§ **Stated task**
What is the number of lines that include the word "content"? Provide only that figure.

start Records for processing

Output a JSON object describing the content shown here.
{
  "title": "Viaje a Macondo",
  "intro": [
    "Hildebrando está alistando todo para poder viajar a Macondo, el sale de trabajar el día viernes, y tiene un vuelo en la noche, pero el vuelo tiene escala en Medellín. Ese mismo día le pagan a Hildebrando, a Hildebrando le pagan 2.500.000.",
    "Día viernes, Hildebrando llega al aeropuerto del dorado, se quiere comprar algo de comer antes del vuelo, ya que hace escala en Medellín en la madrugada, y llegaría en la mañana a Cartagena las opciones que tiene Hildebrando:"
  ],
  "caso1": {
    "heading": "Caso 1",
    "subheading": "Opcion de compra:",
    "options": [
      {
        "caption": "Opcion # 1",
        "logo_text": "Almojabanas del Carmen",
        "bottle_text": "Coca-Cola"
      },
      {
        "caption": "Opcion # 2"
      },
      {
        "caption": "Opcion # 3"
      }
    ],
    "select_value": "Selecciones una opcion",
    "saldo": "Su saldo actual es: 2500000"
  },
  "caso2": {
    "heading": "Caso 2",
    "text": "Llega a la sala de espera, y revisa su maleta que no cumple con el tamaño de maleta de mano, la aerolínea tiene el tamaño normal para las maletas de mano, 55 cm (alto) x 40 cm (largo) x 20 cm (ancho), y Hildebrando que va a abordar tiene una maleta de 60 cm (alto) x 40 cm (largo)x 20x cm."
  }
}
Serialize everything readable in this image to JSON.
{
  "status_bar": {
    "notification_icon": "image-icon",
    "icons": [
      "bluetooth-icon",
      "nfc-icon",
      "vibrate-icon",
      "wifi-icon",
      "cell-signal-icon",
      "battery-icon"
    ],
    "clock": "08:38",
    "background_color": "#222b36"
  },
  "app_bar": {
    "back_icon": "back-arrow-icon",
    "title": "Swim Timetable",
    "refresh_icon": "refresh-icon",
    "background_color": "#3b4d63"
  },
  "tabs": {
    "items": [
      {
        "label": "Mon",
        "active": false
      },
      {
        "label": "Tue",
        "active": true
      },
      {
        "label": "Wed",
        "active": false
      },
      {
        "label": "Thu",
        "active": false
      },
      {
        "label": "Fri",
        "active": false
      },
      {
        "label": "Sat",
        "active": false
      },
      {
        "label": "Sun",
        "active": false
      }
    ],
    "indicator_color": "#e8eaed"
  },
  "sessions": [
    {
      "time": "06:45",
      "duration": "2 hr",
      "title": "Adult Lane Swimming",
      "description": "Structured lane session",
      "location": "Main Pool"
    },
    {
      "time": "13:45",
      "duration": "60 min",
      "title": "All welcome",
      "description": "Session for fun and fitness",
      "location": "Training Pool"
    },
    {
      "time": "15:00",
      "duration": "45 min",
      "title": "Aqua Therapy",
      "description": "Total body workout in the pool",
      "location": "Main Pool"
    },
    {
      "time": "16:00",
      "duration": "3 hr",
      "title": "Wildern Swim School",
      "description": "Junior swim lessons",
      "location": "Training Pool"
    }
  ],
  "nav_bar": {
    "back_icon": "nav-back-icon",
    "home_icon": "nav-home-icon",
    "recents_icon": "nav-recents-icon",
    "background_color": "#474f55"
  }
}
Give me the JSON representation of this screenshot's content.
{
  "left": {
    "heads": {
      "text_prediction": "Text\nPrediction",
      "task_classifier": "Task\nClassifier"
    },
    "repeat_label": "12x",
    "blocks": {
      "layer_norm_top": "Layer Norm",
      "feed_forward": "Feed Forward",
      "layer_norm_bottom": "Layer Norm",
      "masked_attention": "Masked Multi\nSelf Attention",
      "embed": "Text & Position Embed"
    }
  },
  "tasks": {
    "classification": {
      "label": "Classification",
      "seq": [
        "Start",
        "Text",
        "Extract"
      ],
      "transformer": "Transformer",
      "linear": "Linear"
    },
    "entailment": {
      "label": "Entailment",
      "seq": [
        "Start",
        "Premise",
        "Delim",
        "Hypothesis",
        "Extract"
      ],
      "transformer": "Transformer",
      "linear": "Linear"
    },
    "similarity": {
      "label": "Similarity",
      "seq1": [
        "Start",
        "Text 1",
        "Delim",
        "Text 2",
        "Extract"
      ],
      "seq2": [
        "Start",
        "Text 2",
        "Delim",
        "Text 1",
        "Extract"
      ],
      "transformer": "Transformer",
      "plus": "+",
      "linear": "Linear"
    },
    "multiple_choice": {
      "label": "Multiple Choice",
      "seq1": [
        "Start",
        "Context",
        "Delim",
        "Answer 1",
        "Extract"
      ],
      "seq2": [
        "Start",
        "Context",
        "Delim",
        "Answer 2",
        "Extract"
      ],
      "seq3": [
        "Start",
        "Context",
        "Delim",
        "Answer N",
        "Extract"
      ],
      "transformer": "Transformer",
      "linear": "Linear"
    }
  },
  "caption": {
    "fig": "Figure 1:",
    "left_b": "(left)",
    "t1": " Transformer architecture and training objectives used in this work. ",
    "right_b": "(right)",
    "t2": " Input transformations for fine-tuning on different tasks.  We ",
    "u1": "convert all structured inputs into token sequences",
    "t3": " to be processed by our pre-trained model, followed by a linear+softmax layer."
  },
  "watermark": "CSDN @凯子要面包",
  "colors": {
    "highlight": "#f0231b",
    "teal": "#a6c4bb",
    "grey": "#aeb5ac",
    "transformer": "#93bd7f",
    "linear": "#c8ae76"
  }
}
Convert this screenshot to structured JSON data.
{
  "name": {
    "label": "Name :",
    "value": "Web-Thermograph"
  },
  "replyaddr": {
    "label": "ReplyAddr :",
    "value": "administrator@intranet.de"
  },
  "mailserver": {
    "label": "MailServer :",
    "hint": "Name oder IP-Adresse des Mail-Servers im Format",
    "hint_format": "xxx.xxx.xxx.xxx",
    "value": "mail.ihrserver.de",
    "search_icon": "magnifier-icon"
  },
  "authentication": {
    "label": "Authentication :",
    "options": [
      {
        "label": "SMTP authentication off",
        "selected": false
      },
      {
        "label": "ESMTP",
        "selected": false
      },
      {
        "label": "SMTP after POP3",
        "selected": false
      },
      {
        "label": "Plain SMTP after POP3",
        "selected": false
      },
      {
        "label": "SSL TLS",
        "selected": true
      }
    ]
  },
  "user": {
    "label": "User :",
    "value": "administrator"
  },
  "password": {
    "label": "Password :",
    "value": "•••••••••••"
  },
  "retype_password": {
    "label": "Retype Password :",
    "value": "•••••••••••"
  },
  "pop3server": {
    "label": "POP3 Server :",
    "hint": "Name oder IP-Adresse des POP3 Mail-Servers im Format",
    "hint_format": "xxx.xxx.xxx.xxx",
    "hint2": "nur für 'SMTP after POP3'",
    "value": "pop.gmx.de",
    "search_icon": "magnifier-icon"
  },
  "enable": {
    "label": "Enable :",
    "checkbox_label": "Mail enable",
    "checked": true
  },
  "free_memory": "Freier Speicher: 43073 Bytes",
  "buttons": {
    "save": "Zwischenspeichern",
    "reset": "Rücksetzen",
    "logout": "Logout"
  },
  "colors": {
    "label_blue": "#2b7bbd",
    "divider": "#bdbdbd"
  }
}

end Records for processing

§ **Exercise result**
2